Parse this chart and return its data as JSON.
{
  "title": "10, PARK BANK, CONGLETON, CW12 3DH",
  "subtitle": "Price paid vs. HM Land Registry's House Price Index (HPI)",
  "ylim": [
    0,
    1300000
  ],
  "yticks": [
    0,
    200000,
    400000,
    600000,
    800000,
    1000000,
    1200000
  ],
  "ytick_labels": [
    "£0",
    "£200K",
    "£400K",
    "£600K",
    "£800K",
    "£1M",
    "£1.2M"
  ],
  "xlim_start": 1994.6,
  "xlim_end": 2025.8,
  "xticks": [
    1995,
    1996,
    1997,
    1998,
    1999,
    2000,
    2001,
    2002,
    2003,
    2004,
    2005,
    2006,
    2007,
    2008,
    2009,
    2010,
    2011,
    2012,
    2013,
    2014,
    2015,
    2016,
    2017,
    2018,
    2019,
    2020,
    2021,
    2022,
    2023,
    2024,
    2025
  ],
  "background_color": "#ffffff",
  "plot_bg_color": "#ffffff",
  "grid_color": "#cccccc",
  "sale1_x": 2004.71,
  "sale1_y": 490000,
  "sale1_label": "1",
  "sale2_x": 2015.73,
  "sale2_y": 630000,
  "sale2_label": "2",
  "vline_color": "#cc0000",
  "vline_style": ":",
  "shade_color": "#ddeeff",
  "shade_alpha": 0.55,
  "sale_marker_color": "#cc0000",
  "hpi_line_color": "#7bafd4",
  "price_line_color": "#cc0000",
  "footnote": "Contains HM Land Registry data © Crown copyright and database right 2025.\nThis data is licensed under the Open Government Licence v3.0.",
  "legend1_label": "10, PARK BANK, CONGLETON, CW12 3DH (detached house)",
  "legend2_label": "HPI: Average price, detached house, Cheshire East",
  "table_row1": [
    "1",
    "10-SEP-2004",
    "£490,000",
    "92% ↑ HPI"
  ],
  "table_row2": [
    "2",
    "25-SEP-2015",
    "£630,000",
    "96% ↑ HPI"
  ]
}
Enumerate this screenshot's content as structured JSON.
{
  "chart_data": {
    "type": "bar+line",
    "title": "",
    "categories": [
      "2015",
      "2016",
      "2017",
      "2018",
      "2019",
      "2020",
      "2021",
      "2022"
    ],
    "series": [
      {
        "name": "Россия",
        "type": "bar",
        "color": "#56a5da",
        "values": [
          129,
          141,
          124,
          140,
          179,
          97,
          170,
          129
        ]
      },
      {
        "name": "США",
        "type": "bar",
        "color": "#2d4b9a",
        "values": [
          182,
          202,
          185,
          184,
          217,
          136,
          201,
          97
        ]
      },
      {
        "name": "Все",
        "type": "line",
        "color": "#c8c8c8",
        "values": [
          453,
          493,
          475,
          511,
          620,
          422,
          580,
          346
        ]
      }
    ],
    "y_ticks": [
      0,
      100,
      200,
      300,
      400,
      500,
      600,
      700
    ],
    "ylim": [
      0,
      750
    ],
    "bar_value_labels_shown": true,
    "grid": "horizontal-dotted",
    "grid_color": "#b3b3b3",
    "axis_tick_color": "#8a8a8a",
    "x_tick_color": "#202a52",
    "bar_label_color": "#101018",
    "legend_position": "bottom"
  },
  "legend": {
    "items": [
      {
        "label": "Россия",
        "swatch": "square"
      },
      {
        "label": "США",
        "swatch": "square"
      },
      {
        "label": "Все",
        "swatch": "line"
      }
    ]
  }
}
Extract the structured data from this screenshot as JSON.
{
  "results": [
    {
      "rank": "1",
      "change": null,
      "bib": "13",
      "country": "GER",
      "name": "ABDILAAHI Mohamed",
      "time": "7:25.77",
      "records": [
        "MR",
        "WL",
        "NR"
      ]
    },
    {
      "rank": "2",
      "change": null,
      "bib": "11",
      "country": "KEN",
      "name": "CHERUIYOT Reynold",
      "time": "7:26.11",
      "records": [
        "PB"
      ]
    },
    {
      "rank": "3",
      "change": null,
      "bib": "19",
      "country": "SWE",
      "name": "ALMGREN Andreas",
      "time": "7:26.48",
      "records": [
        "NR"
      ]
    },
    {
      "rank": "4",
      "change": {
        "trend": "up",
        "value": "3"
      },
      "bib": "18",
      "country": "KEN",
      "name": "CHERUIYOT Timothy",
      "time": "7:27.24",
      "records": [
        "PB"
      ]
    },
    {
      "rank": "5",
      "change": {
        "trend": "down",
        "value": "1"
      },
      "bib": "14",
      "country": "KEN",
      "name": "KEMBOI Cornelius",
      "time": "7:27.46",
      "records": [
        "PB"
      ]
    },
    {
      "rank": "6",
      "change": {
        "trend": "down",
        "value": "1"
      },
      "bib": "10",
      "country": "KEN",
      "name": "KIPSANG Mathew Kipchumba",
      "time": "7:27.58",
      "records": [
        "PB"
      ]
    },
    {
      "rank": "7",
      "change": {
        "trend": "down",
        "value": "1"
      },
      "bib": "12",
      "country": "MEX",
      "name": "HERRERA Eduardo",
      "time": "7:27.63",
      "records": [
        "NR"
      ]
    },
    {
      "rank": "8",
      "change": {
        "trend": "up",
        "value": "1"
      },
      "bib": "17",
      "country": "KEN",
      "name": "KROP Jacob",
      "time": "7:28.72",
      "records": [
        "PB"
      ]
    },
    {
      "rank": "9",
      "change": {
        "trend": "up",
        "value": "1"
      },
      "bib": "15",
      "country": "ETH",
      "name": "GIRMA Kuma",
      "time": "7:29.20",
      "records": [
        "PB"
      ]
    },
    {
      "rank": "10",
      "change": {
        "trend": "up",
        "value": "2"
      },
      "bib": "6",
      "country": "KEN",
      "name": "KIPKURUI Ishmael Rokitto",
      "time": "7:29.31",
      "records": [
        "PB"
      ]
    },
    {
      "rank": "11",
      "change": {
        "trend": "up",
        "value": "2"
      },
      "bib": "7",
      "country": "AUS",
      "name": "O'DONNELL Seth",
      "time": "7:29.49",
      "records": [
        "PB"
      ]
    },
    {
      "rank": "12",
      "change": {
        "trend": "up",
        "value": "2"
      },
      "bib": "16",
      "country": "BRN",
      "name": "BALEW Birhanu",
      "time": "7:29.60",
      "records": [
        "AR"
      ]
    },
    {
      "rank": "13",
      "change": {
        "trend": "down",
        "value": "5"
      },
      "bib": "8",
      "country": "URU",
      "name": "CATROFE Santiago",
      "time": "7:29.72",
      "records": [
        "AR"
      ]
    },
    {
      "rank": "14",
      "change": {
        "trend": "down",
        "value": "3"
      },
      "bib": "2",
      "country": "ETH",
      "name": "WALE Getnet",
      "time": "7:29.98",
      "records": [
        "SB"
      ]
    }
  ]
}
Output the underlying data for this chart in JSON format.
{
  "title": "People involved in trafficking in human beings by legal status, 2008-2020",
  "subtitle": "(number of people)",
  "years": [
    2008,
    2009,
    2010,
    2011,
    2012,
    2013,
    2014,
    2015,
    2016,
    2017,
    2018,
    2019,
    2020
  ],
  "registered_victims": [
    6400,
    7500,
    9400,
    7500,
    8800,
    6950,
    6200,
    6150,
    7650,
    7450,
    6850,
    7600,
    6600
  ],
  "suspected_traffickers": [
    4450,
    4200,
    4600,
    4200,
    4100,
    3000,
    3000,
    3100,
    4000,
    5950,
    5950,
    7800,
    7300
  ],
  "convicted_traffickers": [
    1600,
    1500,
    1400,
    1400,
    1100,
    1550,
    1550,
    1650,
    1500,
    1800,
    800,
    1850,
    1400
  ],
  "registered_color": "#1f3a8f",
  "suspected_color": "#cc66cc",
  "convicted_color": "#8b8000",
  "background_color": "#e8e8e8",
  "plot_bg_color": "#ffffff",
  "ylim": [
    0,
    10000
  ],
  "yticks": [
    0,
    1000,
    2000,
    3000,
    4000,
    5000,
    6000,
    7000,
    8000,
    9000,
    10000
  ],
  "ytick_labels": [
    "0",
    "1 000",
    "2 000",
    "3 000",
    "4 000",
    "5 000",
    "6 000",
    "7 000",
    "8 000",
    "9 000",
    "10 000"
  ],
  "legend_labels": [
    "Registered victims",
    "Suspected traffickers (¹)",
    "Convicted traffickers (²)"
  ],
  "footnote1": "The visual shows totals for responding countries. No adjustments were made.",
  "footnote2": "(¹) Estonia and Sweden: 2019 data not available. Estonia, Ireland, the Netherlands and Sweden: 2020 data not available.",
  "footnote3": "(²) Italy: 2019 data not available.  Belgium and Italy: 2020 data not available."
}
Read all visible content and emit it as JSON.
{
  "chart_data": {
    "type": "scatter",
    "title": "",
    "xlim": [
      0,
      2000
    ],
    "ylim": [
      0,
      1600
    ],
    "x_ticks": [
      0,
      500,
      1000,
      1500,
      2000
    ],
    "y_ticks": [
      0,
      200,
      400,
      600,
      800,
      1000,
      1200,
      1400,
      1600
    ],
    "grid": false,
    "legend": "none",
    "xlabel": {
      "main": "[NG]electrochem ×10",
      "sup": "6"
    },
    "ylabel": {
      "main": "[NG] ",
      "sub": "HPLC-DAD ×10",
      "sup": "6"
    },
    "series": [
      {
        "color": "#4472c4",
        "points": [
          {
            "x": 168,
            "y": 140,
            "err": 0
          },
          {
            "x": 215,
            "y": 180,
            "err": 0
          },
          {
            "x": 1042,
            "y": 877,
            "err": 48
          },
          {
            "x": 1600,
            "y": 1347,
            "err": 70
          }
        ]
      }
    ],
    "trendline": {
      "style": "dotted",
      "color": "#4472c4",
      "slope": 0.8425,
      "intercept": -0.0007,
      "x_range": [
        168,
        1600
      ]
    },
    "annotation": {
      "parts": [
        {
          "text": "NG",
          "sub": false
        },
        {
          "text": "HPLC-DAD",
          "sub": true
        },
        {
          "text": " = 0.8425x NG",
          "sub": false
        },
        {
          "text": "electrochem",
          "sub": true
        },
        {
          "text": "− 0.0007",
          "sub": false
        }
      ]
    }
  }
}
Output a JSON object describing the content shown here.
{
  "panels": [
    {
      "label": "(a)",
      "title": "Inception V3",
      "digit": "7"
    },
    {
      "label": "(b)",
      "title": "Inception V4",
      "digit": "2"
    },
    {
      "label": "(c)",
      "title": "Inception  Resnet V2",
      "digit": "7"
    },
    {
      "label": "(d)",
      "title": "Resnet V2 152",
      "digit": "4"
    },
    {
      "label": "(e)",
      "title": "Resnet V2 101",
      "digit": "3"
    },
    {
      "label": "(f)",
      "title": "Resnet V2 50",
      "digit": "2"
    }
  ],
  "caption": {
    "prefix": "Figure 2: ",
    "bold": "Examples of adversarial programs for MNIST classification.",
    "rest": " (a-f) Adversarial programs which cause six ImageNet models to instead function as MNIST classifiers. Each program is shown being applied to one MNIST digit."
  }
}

◆ To do
Quote only the lines from the line containing "Output a JSON" through the end of the listing, please, keeping both the first and the last line.

◆ Exercise answer
Output a JSON object describing the content shown here.
{
  "panels": [
    {
      "label": "(a)",
      "title": "Inception V3",
      "digit": "7"
    },
    {
      "label": "(b)",
      "title": "Inception V4",
      "digit": "2"
    },
    {
      "label": "(c)",
      "title": "Inception  Resnet V2",
      "digit": "7"
    },
    {
      "label": "(d)",
      "title": "Resnet V2 152",
      "digit": "4"
    },
    {
      "label": "(e)",
      "title": "Resnet V2 101",
      "digit": "3"
    },
    {
      "label": "(f)",
      "title": "Resnet V2 50",
      "digit": "2"
    }
  ],
  "caption": {
    "prefix": "Figure 2: ",
    "bold": "Examples of adversarial programs for MNIST classification.",
    "rest": " (a-f) Adversarial programs which cause six ImageNet models to instead function as MNIST classifiers. Each program is shown being applied to one MNIST digit."
  }
}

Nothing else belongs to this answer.